**REQUIREMENTS**:
Each line below either holds the string "ncAllograft" or doesn't. Count those that do and give only the number.

**LISTED ENTRIES**:
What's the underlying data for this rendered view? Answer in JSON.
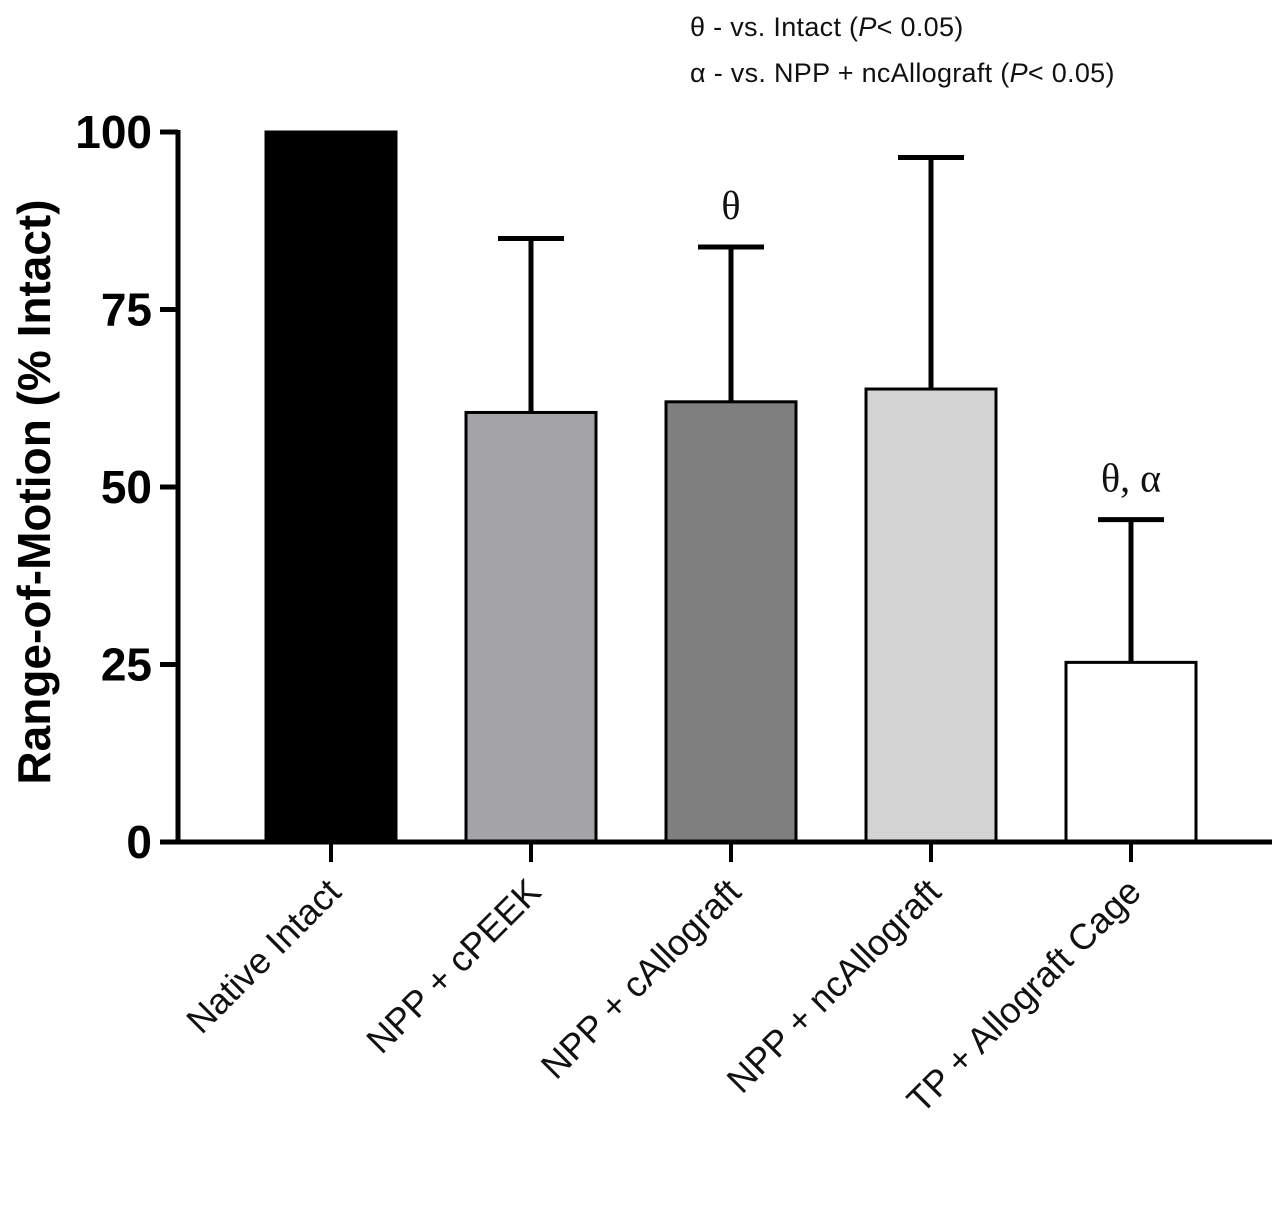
{
  "legend": {
    "theta": {
      "prefix": "θ - vs. Intact (",
      "p": "P",
      "suffix": "< 0.05)"
    },
    "alpha": {
      "prefix": "α - vs. NPP + ncAllograft (",
      "p": "P",
      "suffix": "< 0.05)"
    }
  },
  "chart_data": {
    "type": "bar",
    "ylabel": "Range-of-Motion (% Intact)",
    "ylim": [
      0,
      100
    ],
    "yticks": [
      "0",
      "25",
      "50",
      "75",
      "100"
    ],
    "categories": [
      "Native Intact",
      "NPP + cPEEK",
      "NPP + cAllograft",
      "NPP + ncAllograft",
      "TP + Allograft Cage"
    ],
    "values": [
      100,
      60.5,
      62,
      63.8,
      25.3
    ],
    "error_upper": [
      null,
      85,
      83.8,
      96.4,
      45.4
    ],
    "bar_colors": [
      "#000000",
      "#a4a4a8",
      "#7f7f7f",
      "#d4d4d4",
      "#ffffff"
    ],
    "annotations": [
      "",
      "",
      "θ",
      "",
      "θ, α"
    ]
  }
}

**RESULT**:
2